#### Stored rows ####

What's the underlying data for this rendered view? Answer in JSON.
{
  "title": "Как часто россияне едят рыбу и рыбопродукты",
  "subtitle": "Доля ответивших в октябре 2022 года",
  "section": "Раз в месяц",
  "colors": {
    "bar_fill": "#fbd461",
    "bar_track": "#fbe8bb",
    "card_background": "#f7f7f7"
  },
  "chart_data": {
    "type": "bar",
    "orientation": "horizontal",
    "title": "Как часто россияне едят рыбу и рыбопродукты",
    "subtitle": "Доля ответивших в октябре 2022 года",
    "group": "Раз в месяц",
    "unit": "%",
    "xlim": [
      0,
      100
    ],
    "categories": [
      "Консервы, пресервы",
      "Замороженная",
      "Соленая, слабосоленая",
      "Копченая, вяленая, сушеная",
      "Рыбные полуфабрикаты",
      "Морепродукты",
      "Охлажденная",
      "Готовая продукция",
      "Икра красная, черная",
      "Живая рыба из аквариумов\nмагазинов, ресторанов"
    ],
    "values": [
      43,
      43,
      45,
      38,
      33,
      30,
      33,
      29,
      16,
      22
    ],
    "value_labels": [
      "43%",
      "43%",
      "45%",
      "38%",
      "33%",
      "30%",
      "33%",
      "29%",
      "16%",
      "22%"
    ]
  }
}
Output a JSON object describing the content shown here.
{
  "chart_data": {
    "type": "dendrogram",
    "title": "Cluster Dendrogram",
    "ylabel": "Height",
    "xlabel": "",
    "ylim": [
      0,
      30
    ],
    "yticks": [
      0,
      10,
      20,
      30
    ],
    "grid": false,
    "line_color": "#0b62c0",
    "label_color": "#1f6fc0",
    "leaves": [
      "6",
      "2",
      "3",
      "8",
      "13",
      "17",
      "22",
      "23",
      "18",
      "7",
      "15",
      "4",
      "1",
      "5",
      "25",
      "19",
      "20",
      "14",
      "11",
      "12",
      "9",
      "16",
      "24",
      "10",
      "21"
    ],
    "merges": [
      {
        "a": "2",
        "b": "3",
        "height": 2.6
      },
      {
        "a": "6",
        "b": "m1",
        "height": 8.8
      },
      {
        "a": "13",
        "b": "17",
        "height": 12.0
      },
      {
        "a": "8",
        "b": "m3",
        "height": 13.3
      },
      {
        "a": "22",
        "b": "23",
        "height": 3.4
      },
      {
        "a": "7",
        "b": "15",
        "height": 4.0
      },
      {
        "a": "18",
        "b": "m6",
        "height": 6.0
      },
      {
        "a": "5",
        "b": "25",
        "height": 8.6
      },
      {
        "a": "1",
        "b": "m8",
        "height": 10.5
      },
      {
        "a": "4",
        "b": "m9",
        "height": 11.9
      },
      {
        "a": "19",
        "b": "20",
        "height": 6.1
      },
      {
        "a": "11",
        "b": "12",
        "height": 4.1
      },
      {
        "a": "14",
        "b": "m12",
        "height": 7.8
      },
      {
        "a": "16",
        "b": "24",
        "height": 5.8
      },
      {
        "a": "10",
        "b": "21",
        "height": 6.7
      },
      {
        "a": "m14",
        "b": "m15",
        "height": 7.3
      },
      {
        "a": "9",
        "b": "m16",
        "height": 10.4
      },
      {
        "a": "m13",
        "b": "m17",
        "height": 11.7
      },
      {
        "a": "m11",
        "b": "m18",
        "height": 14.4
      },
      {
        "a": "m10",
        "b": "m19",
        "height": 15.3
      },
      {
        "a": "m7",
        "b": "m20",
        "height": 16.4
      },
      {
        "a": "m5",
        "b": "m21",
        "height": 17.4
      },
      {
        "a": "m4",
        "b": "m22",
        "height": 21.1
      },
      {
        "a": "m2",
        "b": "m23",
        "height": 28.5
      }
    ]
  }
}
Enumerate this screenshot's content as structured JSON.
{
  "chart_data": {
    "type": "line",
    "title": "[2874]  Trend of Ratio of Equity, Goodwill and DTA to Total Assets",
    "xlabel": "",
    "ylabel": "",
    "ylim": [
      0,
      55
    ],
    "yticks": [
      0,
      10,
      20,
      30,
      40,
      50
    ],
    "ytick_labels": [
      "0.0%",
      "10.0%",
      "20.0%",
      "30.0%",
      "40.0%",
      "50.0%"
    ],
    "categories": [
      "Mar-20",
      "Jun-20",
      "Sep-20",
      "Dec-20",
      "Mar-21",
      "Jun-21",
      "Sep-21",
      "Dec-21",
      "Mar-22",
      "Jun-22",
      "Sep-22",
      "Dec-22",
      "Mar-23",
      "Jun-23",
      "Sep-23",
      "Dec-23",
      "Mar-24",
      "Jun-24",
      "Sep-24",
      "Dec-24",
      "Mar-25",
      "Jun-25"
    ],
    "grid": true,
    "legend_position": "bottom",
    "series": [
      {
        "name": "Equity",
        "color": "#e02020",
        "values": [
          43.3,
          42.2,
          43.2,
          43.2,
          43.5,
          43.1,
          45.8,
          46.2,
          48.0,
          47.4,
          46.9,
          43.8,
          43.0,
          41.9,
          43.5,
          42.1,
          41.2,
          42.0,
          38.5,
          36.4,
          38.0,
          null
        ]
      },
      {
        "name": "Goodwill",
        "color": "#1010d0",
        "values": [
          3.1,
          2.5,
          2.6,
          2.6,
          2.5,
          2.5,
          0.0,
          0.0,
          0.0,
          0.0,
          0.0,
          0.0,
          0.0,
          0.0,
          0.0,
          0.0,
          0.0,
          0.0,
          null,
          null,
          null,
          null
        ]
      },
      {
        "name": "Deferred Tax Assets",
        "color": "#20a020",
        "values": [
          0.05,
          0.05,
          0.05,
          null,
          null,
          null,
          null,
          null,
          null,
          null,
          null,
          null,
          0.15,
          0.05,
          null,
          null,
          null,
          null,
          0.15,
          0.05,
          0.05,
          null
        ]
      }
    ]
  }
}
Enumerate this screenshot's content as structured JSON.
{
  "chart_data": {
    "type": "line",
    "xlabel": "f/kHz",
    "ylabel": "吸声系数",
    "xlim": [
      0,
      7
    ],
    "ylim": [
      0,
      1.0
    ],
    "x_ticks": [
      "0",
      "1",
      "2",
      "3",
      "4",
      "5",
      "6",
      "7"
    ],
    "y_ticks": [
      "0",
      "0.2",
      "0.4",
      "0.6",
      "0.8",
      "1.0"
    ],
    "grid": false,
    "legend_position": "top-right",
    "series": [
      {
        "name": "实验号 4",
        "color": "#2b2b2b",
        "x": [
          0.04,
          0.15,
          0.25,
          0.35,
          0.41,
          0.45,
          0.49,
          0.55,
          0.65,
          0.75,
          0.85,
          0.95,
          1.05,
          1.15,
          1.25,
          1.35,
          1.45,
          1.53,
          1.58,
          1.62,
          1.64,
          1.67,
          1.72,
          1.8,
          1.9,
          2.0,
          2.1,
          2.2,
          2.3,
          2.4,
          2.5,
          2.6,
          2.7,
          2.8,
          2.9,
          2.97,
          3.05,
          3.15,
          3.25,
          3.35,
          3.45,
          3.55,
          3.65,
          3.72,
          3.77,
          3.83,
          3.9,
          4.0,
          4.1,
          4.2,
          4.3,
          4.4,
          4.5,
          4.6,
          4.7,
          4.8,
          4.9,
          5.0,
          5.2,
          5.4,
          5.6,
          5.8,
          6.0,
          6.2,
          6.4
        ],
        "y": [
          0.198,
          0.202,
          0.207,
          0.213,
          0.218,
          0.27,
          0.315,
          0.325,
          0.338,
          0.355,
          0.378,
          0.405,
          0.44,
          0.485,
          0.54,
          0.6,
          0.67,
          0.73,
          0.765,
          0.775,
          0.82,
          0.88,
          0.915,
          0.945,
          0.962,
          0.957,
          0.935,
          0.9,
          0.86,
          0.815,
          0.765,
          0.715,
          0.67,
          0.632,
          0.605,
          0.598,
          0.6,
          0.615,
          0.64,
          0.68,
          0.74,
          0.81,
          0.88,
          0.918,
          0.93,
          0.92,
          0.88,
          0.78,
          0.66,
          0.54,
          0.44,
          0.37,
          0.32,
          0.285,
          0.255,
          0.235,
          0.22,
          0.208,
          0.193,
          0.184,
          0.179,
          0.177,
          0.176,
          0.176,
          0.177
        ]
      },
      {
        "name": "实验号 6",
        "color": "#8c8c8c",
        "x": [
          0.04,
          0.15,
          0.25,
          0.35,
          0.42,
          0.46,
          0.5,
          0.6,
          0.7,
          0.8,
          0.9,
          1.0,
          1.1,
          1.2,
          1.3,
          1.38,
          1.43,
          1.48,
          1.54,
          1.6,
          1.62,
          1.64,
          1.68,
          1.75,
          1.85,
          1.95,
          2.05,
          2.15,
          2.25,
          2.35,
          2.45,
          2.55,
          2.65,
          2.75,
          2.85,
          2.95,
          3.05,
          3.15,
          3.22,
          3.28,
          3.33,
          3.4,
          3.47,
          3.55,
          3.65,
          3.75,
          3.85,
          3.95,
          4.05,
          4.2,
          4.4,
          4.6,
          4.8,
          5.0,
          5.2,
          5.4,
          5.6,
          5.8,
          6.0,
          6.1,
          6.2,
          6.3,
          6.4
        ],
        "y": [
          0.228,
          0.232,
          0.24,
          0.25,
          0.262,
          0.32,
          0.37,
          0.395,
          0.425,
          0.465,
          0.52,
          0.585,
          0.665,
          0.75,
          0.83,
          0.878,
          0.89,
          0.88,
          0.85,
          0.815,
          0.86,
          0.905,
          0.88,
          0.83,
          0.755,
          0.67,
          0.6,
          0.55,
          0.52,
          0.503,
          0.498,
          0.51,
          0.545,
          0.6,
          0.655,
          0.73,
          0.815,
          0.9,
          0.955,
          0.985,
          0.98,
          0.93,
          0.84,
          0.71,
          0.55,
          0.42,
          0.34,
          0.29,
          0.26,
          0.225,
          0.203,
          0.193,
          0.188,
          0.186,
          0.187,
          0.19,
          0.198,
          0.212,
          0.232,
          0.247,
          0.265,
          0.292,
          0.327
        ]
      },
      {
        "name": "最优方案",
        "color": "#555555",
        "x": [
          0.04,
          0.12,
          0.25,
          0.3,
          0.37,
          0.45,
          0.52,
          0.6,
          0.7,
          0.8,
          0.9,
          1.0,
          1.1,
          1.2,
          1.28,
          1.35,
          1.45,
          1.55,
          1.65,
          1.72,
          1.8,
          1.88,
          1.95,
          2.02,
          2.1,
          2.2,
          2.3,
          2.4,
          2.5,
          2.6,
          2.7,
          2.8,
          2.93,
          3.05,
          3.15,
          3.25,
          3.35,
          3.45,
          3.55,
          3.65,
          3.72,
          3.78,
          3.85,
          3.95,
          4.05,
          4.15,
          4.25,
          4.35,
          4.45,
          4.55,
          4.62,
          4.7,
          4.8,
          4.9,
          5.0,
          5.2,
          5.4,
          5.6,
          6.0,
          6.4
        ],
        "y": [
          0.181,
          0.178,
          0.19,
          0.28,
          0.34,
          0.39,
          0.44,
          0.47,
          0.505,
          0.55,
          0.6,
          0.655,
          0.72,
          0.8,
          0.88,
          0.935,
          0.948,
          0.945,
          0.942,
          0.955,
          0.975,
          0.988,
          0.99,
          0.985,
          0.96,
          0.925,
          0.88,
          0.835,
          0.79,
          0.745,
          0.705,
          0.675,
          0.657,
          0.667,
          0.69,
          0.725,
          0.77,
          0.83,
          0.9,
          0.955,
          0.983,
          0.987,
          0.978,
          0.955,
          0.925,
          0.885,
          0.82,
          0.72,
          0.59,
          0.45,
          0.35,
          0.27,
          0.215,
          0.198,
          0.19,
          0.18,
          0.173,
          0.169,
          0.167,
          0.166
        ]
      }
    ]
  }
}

####

◆ Exercise description:
Locate the word "Доля" in the records above, and return each line that has it.

◆ Result below:
  "subtitle": "Доля ответивших в октябре 2022 года",
    "subtitle": "Доля ответивших в октябре 2022 года",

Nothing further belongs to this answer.